**Page excerpt**
%%

Sisters, Rose and Julia, don’t agree on anything, including how to feel about their dying Mom.
Tensions rise when their Mom gets attacked by her psychotic cat and they have to decide the fate of her fiendish feline.
A nurse, a needle, and a cat that just won’t die help the sisters to realize that there is one thing they can agree on… grief feels different for everybody.
TRAILER
SCREENINGS
CREATOR’S STATEMENT
When my mom was dying, I suddenly felt betrayed by every movie I’d seen that had told me what grief was going to look like. In the movies, illness and the grief that surrounds it is presented as a sequence. There’s the reveal of the prognosis over symphonic music, there’s the woman standing in front of the bathroom mirror considering her shoulder length hair before picking up a razor and shaving her head. Usually a family member will walk on her. They’ll be shocked at first, but then they’ll take over. It’s tender and touching. Later, if she dies, she’ll say something beautiful with her last breath, and everyone weeps. It’s all so dignified.
My experience wasn’t like that. For the last few months of my mom’s life, I was her primary caregiver. I was with her day in and day out, administering medications, cooking food she refused, proofreading her will for her, signing her DNR, and taking her to see doctors. I felt suffocated by fear and responsibility. I had panic attacks. I slept an hour a night.
And then as she got closer and closer to dying, something happened. You know how some movies are so bad, they’re good? It was kind of like that. Our days were so unbearably horrible that they became funny. She could appear completely comatose for hours, and then suddenly discover a shocking burst of energy that she’d use to catapult herself from her hospital bed downstairs to her other bed upstairs, with me chasing after her. After years of us having screaming fights because I wanted her to quit smoking and she denied doing it at all, she finally began to smoke in front of me, while maintaining intense eye contact. I had to laugh. Once I started cracking (really dark) jokes, the pressure eased up a little. And in a way, I felt like my mom and I found each other again. We’d been so at odds for my teens and early 20s, but for a moment while I was 23 and she was dying, we shared the same sense of irreverent humor.

%%

**Supplied data**

%%

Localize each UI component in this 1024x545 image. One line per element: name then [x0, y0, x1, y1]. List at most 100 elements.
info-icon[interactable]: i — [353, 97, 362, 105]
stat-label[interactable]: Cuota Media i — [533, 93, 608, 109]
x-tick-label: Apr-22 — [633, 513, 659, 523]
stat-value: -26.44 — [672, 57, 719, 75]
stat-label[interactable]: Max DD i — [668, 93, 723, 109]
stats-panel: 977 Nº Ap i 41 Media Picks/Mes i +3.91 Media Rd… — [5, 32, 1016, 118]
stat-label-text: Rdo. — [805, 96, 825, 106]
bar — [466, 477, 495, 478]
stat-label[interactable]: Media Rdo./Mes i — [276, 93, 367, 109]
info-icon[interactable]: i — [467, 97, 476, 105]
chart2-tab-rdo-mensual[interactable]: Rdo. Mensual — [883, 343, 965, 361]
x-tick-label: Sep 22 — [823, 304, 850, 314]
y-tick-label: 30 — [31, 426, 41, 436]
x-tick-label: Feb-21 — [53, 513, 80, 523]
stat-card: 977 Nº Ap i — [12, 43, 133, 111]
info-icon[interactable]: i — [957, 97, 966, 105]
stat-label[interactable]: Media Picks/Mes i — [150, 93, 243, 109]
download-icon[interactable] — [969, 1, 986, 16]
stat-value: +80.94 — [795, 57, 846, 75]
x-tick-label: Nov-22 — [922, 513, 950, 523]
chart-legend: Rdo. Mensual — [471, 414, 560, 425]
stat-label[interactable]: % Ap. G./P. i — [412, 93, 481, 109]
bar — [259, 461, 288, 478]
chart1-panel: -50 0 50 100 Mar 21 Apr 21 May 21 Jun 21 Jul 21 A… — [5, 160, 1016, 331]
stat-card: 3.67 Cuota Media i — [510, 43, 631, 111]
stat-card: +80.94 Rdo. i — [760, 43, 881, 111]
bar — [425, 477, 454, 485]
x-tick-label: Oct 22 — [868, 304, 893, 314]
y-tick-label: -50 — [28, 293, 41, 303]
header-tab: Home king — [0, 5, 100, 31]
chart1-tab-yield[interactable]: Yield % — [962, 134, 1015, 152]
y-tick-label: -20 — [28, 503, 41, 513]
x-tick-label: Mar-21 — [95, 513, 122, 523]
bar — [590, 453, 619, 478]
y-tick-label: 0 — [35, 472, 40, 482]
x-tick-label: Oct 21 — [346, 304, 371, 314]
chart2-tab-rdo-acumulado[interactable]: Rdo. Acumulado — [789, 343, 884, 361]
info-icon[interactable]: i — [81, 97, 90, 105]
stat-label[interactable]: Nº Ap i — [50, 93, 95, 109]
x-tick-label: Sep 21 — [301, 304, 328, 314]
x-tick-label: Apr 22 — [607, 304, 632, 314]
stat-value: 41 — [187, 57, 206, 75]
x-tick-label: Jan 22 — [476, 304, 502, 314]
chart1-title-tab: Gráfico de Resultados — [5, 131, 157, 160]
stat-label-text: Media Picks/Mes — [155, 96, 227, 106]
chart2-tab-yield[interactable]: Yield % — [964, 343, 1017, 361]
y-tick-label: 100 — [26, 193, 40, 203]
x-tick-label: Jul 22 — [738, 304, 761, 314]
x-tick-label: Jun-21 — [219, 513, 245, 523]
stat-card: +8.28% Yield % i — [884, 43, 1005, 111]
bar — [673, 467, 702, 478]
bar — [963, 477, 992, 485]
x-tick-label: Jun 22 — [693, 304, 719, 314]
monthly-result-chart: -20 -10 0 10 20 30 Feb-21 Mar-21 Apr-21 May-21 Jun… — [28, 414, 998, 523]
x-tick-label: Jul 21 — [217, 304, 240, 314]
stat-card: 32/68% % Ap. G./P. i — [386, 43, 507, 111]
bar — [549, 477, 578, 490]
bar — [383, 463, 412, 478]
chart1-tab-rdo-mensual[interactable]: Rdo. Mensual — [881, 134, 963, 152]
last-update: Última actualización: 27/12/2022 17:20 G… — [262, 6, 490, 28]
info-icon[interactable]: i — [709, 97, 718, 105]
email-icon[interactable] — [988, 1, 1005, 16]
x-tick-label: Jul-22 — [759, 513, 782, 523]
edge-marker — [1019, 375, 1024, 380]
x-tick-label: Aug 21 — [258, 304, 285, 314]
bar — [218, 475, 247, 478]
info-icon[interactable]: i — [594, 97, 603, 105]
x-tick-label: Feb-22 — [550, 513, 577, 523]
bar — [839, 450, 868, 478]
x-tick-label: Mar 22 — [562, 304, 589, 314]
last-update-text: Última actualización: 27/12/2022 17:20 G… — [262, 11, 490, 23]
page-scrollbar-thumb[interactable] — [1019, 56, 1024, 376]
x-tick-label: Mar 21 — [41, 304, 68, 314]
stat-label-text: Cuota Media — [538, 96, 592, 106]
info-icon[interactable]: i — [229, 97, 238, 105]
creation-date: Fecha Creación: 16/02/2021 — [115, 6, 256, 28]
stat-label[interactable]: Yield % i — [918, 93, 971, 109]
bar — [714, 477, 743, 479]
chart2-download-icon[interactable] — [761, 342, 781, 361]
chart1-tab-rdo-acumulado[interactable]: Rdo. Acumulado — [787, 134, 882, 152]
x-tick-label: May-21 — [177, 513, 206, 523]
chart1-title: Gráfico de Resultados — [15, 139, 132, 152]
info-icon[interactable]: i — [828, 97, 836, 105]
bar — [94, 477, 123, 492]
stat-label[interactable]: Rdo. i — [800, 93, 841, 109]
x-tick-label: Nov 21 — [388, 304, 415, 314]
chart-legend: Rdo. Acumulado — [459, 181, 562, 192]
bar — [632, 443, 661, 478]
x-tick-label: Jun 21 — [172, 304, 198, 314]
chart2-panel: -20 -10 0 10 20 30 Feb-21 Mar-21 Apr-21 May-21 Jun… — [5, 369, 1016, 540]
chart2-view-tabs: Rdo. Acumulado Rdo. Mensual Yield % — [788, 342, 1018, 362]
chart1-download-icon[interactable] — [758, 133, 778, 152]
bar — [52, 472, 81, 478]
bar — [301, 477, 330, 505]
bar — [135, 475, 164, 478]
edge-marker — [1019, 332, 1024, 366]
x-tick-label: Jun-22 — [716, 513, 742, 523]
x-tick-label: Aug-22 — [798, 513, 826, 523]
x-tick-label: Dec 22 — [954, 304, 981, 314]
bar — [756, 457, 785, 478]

%%

**What you are asked to do**
Continue the film page about two sisters and their dying mother, picking up after the final sentence of the creator's statement.

**Answer area**
More peripheral family members judged me for how I was coping. They expected me to be crying or speaking in flowery terms about my mom “passing.” I resented them. I felt they were performing their idea of grief from the movies, while leaving me to do all of the work.
I wrote Kill Cat Oakland because I want to ask the question, what does it mean to “deal with” death and grief? What’s the right way to grieve, and who gets to decide? Rose and Julia are two sisters with very different perspectives. Rose shoulders the burden of day to day dying things, and she feels she needs her sense of humour. Julia is overwhelmed with fear and sadness and wants to make sure her mom is treated with love and respect, but she doesn’t want to be the one to get dirty. These clashing perspectives come to a head while they attempt to do one thing together: kill their mom’s psychotic cat. By the end, they each gain a little bit of respect for the other’s point of view. I hope that after people watch Kill Cat Oakland, they feel a little more alive to the many facets of grief.
-Nora Heidenreich (Writer, Executive Producer, Actor)
CAST
TECHNICAL SPECS
Country of Origin · U.S.A.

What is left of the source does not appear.